'''

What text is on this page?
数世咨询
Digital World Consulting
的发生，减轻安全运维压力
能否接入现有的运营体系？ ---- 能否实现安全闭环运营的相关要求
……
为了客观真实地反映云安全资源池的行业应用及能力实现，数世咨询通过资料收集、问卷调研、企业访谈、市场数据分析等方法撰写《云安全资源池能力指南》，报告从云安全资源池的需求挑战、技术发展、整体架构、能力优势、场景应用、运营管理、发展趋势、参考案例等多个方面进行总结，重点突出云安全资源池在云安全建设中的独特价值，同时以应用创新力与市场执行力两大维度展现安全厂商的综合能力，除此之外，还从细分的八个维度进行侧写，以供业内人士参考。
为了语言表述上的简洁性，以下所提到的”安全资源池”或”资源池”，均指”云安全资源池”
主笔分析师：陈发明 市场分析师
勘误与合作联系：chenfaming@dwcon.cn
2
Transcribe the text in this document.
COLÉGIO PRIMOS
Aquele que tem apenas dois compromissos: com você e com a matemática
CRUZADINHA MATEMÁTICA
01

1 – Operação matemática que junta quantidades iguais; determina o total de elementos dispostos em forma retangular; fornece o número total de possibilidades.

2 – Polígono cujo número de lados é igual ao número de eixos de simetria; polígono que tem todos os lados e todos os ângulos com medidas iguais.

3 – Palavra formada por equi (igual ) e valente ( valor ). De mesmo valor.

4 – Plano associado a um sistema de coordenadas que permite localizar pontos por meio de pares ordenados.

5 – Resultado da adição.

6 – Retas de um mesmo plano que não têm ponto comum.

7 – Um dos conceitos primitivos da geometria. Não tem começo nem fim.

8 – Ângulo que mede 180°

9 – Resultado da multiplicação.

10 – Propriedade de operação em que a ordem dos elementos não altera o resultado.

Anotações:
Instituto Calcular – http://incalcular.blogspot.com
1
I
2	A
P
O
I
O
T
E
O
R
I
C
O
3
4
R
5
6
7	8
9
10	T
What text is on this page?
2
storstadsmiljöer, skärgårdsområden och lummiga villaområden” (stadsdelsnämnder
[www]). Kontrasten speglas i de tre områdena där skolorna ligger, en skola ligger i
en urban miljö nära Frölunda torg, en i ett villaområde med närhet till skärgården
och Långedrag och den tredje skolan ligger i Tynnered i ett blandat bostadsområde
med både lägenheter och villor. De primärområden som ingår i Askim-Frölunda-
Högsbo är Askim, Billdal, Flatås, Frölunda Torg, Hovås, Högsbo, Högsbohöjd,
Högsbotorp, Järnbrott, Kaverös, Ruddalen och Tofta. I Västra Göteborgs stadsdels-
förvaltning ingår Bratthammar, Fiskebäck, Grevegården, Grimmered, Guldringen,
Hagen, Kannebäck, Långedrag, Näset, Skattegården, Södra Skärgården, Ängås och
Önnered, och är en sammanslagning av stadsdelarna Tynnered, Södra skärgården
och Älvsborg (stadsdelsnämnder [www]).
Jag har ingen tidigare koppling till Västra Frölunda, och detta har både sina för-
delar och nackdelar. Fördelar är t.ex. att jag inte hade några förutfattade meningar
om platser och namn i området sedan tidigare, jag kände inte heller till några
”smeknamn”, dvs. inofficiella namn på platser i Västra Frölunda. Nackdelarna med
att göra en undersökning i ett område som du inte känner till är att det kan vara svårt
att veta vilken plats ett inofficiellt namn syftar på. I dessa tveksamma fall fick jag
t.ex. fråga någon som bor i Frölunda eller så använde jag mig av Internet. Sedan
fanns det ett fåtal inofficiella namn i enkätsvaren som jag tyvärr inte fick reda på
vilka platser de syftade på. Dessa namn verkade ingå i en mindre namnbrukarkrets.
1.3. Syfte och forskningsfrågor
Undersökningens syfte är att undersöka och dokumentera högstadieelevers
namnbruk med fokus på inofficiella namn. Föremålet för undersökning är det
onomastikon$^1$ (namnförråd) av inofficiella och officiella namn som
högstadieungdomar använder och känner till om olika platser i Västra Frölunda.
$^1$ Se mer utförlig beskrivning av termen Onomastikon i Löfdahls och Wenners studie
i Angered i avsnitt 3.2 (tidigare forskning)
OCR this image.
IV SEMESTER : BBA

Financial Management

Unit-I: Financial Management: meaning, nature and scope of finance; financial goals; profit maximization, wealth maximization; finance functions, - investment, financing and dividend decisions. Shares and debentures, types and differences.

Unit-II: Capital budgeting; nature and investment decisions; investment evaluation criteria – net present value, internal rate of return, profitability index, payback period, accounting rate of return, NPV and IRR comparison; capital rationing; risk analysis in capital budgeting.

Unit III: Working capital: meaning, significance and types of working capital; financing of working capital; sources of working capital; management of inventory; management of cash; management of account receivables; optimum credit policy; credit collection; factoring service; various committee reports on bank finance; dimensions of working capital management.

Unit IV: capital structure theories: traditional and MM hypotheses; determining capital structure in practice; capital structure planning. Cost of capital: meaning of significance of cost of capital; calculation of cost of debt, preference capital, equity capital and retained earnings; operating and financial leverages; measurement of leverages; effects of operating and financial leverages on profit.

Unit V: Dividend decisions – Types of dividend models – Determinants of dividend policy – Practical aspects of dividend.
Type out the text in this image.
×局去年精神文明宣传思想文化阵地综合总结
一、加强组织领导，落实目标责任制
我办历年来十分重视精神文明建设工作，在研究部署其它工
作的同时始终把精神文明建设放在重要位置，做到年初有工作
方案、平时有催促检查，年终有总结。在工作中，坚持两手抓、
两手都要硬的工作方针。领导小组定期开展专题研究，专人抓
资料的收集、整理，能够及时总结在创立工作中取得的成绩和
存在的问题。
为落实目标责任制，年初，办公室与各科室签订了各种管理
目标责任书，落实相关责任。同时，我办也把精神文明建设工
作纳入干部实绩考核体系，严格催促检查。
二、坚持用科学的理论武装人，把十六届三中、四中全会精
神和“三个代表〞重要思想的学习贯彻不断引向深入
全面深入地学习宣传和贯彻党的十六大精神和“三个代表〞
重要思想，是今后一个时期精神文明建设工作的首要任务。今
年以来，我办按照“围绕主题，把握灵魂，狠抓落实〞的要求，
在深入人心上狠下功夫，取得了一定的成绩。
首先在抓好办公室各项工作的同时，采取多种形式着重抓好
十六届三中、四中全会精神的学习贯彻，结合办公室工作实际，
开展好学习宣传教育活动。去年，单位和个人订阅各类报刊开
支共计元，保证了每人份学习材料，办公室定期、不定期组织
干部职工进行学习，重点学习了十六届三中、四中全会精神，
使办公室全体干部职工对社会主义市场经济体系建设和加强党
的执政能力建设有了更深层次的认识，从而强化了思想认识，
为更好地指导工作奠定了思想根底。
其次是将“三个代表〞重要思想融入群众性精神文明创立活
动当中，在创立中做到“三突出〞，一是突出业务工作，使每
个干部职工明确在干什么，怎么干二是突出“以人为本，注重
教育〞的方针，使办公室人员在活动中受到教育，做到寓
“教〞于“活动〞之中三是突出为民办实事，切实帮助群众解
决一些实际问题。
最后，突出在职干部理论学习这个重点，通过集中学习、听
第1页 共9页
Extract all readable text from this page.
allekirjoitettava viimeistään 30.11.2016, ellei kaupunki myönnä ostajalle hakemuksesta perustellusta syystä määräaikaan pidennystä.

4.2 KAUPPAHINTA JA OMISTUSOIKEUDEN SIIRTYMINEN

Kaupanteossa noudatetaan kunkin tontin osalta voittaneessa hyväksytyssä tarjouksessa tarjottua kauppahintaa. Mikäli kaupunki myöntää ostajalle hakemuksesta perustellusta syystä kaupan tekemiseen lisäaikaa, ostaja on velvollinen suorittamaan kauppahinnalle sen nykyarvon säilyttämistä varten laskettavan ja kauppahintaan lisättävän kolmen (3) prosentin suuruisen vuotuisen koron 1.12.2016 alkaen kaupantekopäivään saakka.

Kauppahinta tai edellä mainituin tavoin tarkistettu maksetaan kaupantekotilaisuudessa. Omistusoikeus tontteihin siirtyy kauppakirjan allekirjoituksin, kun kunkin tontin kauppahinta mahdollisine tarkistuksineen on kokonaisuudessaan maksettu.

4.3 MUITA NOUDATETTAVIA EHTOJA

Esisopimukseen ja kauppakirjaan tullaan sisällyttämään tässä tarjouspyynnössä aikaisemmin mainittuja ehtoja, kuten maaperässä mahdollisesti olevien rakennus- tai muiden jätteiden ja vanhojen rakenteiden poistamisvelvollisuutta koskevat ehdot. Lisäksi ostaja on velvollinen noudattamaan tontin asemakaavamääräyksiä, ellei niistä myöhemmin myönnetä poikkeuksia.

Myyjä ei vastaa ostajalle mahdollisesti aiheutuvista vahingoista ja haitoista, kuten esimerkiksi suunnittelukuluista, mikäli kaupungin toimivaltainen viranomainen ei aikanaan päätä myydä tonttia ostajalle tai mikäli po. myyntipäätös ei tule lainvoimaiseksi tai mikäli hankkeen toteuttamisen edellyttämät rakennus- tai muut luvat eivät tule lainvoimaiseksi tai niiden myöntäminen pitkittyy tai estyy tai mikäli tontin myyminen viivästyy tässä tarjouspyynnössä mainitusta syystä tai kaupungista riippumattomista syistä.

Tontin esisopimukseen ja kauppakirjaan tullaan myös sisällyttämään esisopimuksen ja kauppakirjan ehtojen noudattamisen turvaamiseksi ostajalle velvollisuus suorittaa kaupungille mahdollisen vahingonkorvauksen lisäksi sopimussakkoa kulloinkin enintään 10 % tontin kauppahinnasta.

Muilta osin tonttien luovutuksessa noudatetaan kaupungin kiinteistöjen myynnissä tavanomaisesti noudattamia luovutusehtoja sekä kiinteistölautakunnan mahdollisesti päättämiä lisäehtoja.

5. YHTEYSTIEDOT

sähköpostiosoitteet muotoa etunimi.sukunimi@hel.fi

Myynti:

'''

The task
List all lines from the entries that include the word "ellei".

Exercise solution
allekirjoitettava viimeistään 30.11.2016, ellei kaupunki myönnä ostajalle hakemuksesta perustellusta syystä määräaikaan pidennystä.
Esisopimukseen ja kauppakirjaan tullaan sisällyttämään tässä tarjouspyynnössä aikaisemmin mainittuja ehtoja, kuten maaperässä mahdollisesti olevien rakennus- tai muiden jätteiden ja vanhojen rakenteiden poistamisvelvollisuutta koskevat ehdot. Lisäksi ostaja on velvollinen noudattamaan tontin asemakaavamääräyksiä, ellei niistä myöhemmin myönnetä poikkeuksia.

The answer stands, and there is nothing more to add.